* What needs to be done: How many lines in the records below hold the string "dawna"? Please answer with the number and nothing more.

[Collection entries]
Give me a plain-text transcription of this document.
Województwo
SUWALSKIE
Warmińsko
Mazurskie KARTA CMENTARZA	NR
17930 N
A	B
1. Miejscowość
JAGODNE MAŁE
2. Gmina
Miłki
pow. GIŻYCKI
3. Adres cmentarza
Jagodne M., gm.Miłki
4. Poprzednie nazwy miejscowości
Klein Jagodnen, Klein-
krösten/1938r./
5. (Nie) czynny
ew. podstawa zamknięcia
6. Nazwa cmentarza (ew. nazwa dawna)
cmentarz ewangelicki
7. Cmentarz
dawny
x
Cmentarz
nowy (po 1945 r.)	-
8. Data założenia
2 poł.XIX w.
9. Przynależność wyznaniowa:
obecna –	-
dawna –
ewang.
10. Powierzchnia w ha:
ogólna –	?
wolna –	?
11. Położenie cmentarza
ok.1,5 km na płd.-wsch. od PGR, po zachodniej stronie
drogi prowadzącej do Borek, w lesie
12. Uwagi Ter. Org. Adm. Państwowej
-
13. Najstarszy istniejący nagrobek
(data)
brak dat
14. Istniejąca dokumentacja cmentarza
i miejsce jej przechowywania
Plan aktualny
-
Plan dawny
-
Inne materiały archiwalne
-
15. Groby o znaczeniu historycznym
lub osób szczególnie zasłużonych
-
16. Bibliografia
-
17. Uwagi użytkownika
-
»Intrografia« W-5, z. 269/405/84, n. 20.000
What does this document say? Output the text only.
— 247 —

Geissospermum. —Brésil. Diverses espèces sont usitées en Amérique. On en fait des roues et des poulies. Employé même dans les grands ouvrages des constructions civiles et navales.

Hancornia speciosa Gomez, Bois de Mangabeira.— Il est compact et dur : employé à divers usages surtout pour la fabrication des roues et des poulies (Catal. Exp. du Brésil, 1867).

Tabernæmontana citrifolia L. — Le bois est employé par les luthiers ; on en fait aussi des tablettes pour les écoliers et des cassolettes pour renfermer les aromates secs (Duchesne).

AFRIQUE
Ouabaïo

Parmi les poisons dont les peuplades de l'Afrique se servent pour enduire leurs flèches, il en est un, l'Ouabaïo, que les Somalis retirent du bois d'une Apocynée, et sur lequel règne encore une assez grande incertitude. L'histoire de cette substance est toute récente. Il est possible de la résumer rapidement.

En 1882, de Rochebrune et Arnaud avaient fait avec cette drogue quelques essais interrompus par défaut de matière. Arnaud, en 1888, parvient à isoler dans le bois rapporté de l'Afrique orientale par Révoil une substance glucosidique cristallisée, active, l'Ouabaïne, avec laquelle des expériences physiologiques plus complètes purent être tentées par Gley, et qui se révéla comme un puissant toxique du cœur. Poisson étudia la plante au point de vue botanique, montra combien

* Solution below: 2